(Extracts from a graphics dataset)
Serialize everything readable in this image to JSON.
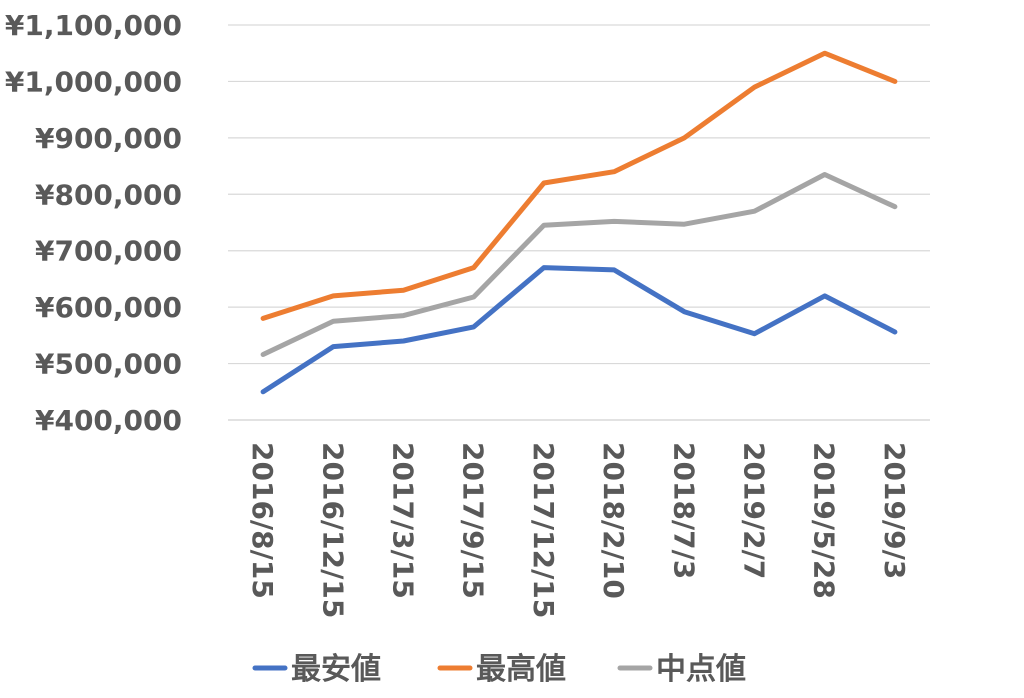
{
  "chart_data": {
    "type": "line",
    "title": "",
    "xlabel": "",
    "ylabel": "",
    "categories": [
      "2016/8/15",
      "2016/12/15",
      "2017/3/15",
      "2017/9/15",
      "2017/12/15",
      "2018/2/10",
      "2018/7/3",
      "2019/2/7",
      "2019/5/28",
      "2019/9/3"
    ],
    "ylim": [
      400000,
      1100000
    ],
    "yticks": [
      400000,
      500000,
      600000,
      700000,
      800000,
      900000,
      1000000,
      1100000
    ],
    "ytick_labels": [
      "¥400,000",
      "¥500,000",
      "¥600,000",
      "¥700,000",
      "¥800,000",
      "¥900,000",
      "¥1,000,000",
      "¥1,100,000"
    ],
    "grid": true,
    "legend_position": "bottom",
    "series": [
      {
        "name": "最安値",
        "color": "#4472C4",
        "values": [
          450000,
          530000,
          540000,
          565000,
          670000,
          666000,
          592000,
          553000,
          620000,
          556000
        ]
      },
      {
        "name": "最高値",
        "color": "#ED7D31",
        "values": [
          580000,
          620000,
          630000,
          670000,
          820000,
          840000,
          900000,
          990000,
          1050000,
          1000000
        ]
      },
      {
        "name": "中点値",
        "color": "#A5A5A5",
        "values": [
          516000,
          575000,
          585000,
          618000,
          745000,
          752000,
          747000,
          770000,
          835000,
          778000
        ]
      }
    ]
  }
}
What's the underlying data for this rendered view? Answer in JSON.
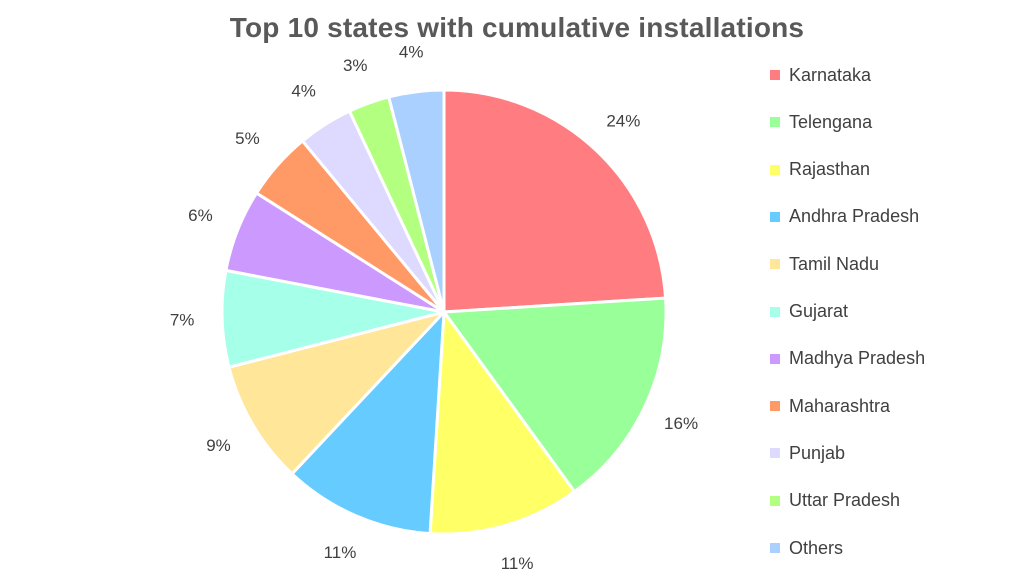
{
  "chart_data": {
    "type": "pie",
    "title": "Top 10 states with cumulative installations",
    "legend_position": "right",
    "slices": [
      {
        "name": "Karnataka",
        "value": 24,
        "label": "24%",
        "color": "#FF7C80"
      },
      {
        "name": "Telengana",
        "value": 16,
        "label": "16%",
        "color": "#99FF99"
      },
      {
        "name": "Rajasthan",
        "value": 11,
        "label": "11%",
        "color": "#FFFF66"
      },
      {
        "name": "Andhra Pradesh",
        "value": 11,
        "label": "11%",
        "color": "#66CCFF"
      },
      {
        "name": "Tamil Nadu",
        "value": 9,
        "label": "9%",
        "color": "#FFE699"
      },
      {
        "name": "Gujarat",
        "value": 7,
        "label": "7%",
        "color": "#A6FFE9"
      },
      {
        "name": "Madhya Pradesh",
        "value": 6,
        "label": "6%",
        "color": "#CC99FF"
      },
      {
        "name": "Maharashtra",
        "value": 5,
        "label": "5%",
        "color": "#FF9966"
      },
      {
        "name": "Punjab",
        "value": 4,
        "label": "4%",
        "color": "#DDD9FF"
      },
      {
        "name": "Uttar Pradesh",
        "value": 3,
        "label": "3%",
        "color": "#B3FF80"
      },
      {
        "name": "Others",
        "value": 4,
        "label": "4%",
        "color": "#A9D0FF"
      }
    ]
  }
}
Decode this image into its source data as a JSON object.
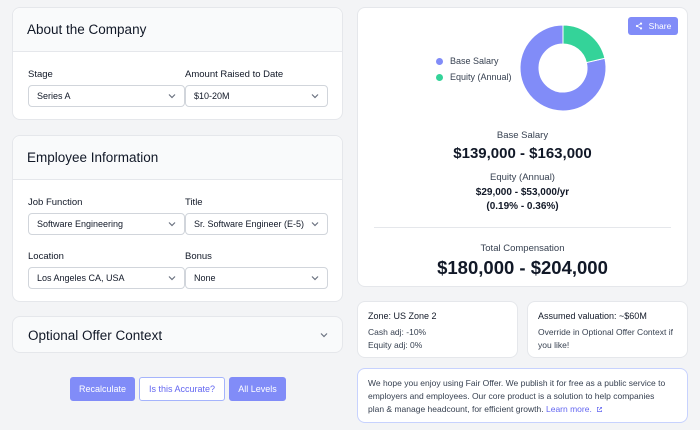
{
  "about_company": {
    "title": "About the Company",
    "stage_label": "Stage",
    "stage_value": "Series A",
    "raised_label": "Amount Raised to Date",
    "raised_value": "$10-20M"
  },
  "employee_info": {
    "title": "Employee Information",
    "job_function_label": "Job Function",
    "job_function_value": "Software Engineering",
    "title_label": "Title",
    "title_value": "Sr. Software Engineer (E-5)",
    "location_label": "Location",
    "location_value": "Los Angeles CA, USA",
    "bonus_label": "Bonus",
    "bonus_value": "None"
  },
  "optional_offer": {
    "title": "Optional Offer Context"
  },
  "actions": {
    "recalculate": "Recalculate",
    "accurate": "Is this Accurate?",
    "all_levels": "All Levels"
  },
  "results": {
    "share_label": "Share",
    "base_salary_label": "Base Salary",
    "base_salary_range": "$139,000 - $163,000",
    "equity_label": "Equity (Annual)",
    "equity_range": "$29,000 - $53,000/yr",
    "equity_percent": "(0.19% - 0.36%)",
    "total_label": "Total Compensation",
    "total_range": "$180,000 - $204,000"
  },
  "chart_data": {
    "type": "pie",
    "categories": [
      "Base Salary",
      "Equity (Annual)"
    ],
    "values": [
      151000,
      41000
    ],
    "colors": [
      "#818cf8",
      "#34d399"
    ],
    "legend_position": "left"
  },
  "zone": {
    "title": "Zone: US Zone 2",
    "cash_adj": "Cash adj: -10%",
    "equity_adj": "Equity adj: 0%"
  },
  "valuation": {
    "title": "Assumed valuation: ~$60M",
    "line1": "Override in Optional Offer Context if",
    "line2": "you like!"
  },
  "footer_note": {
    "line1": "We hope you enjoy using Fair Offer. We publish it for free as a public service to",
    "line2": "employers and employees. Our core product is a solution to help companies",
    "line3_text": "plan & manage headcount, for efficient growth.",
    "learn_more": "Learn more."
  },
  "colors": {
    "accent": "#818cf8",
    "equity": "#34d399",
    "link": "#6366f1"
  }
}
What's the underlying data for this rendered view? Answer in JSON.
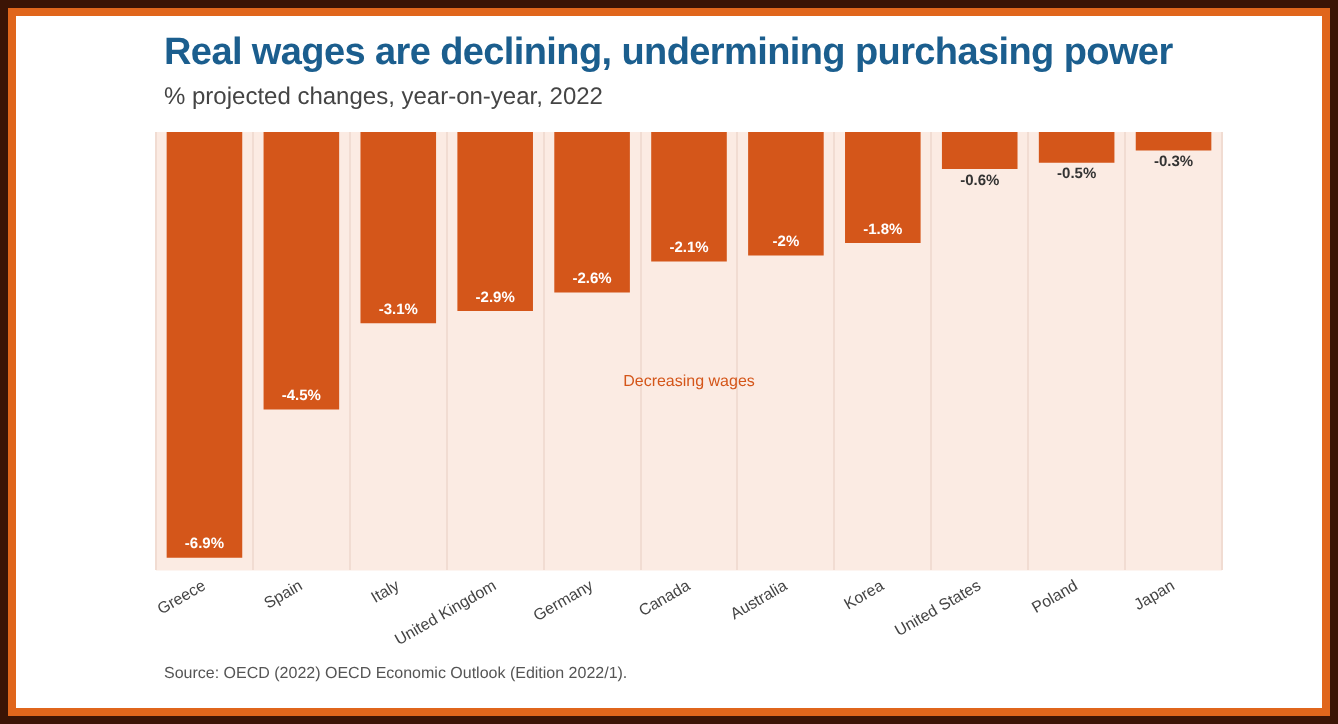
{
  "chart_data": {
    "type": "bar",
    "title": "Real wages are declining, undermining purchasing power",
    "subtitle": "% projected changes, year-on-year, 2022",
    "categories": [
      "Greece",
      "Spain",
      "Italy",
      "United Kingdom",
      "Germany",
      "Canada",
      "Australia",
      "Korea",
      "United States",
      "Poland",
      "Japan"
    ],
    "values": [
      -6.9,
      -4.5,
      -3.1,
      -2.9,
      -2.6,
      -2.1,
      -2,
      -1.8,
      -0.6,
      -0.5,
      -0.3
    ],
    "value_labels": [
      "-6.9%",
      "-4.5%",
      "-3.1%",
      "-2.9%",
      "-2.6%",
      "-2.1%",
      "-2%",
      "-1.8%",
      "-0.6%",
      "-0.5%",
      "-0.3%"
    ],
    "color": "#d4561a",
    "grid": "x",
    "legend": false,
    "annotations": [
      "Decreasing wages",
      "Source: OECD (2022) OECD Economic Outlook (Edition 2022/1)."
    ]
  }
}
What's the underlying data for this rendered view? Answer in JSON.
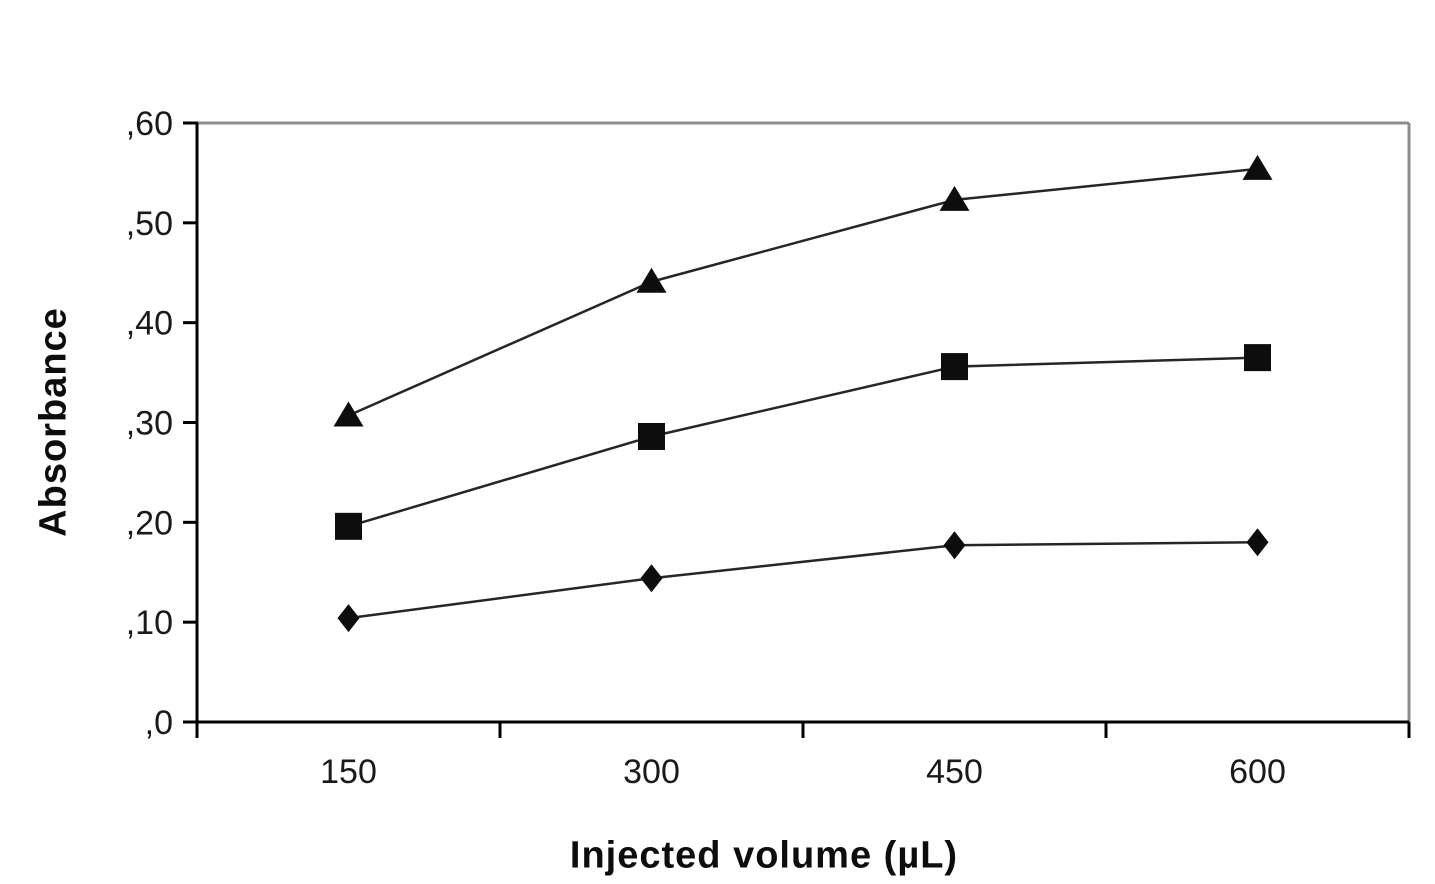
{
  "chart_data": {
    "type": "line",
    "title": "",
    "xlabel": "Injected volume (µL)",
    "ylabel": "Absorbance",
    "categories": [
      150,
      300,
      450,
      600
    ],
    "x_tick_labels": [
      "150",
      "300",
      "450",
      "600"
    ],
    "y_ticks": {
      "values": [
        0,
        0.1,
        0.2,
        0.3,
        0.4,
        0.5,
        0.6
      ],
      "labels": [
        ",0",
        ",10",
        ",20",
        ",30",
        ",40",
        ",50",
        ",60"
      ]
    },
    "ylim": [
      0,
      0.6
    ],
    "grid": "off",
    "legend": "none",
    "series": [
      {
        "name": "triangle-series",
        "marker": "triangle",
        "values": [
          0.307,
          0.441,
          0.523,
          0.554
        ]
      },
      {
        "name": "square-series",
        "marker": "square",
        "values": [
          0.196,
          0.286,
          0.356,
          0.365
        ]
      },
      {
        "name": "diamond-series",
        "marker": "diamond",
        "values": [
          0.104,
          0.144,
          0.177,
          0.18
        ]
      }
    ],
    "colors": {
      "line": "#262626",
      "marker": "#0d0d0d",
      "axis": "#000000",
      "frame": "#8c8c8c",
      "text": "#1a1a1a",
      "background": "#ffffff"
    }
  }
}
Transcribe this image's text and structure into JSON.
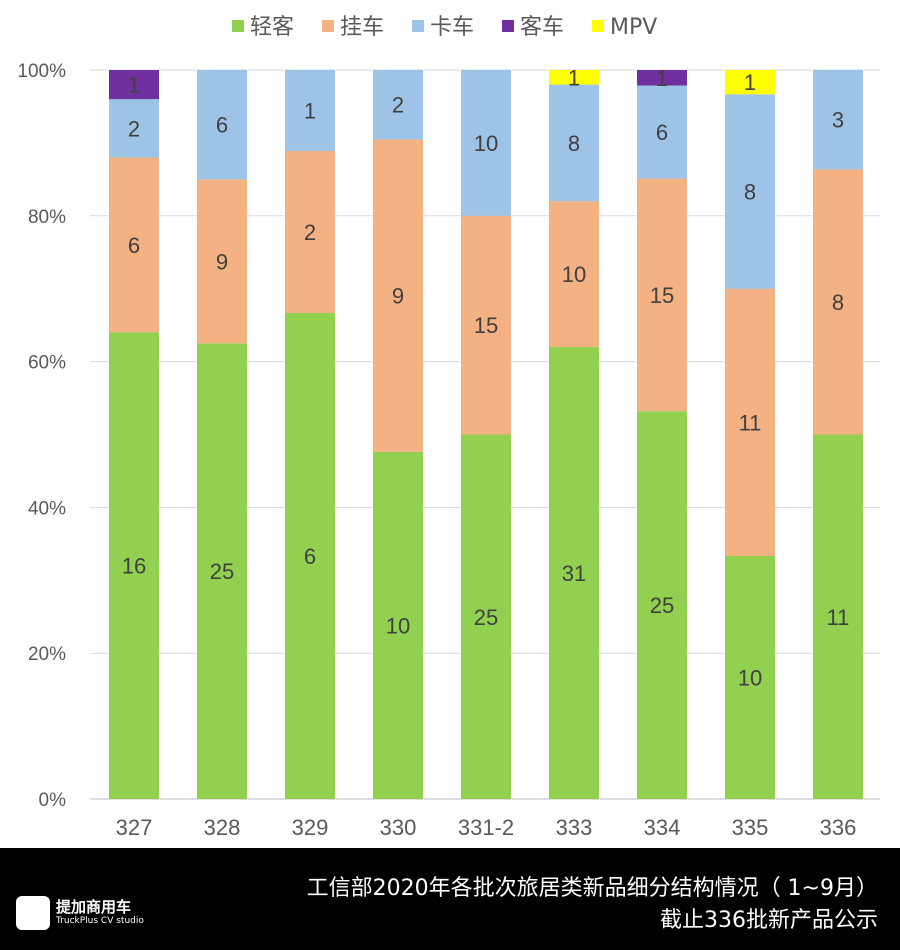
{
  "chart_data": {
    "type": "bar",
    "stacked": "percent",
    "categories": [
      "327",
      "328",
      "329",
      "330",
      "331-2",
      "333",
      "334",
      "335",
      "336"
    ],
    "series": [
      {
        "name": "轻客",
        "color": "#92d050",
        "values": [
          16,
          25,
          6,
          10,
          25,
          31,
          25,
          10,
          11
        ]
      },
      {
        "name": "挂车",
        "color": "#f4b183",
        "values": [
          6,
          9,
          2,
          9,
          15,
          10,
          15,
          11,
          8
        ]
      },
      {
        "name": "卡车",
        "color": "#9dc3e6",
        "values": [
          2,
          6,
          1,
          2,
          10,
          8,
          6,
          8,
          3
        ]
      },
      {
        "name": "客车",
        "color": "#7030a0",
        "values": [
          1,
          0,
          0,
          0,
          0,
          0,
          1,
          0,
          0
        ]
      },
      {
        "name": "MPV",
        "color": "#ffff00",
        "values": [
          0,
          0,
          0,
          0,
          0,
          1,
          0,
          1,
          0
        ]
      }
    ],
    "yticks": [
      "0%",
      "20%",
      "40%",
      "60%",
      "80%",
      "100%"
    ],
    "ylim": [
      0,
      100
    ],
    "grid": true,
    "legend": "top"
  },
  "footer": {
    "title_line1": "工信部2020年各批次旅居类新品细分结构情况（ 1~9月）",
    "title_line2": "截止336批新产品公示",
    "logo_name": "提加商用车",
    "logo_sub": "TruckPlus CV studio"
  }
}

> PROBLEM STATEMENT: Identify and copy lines that hold the string "diamond".

> OUTPUT OF THE EXERCISE:
        "name": "diamond-series",
        "marker": "diamond",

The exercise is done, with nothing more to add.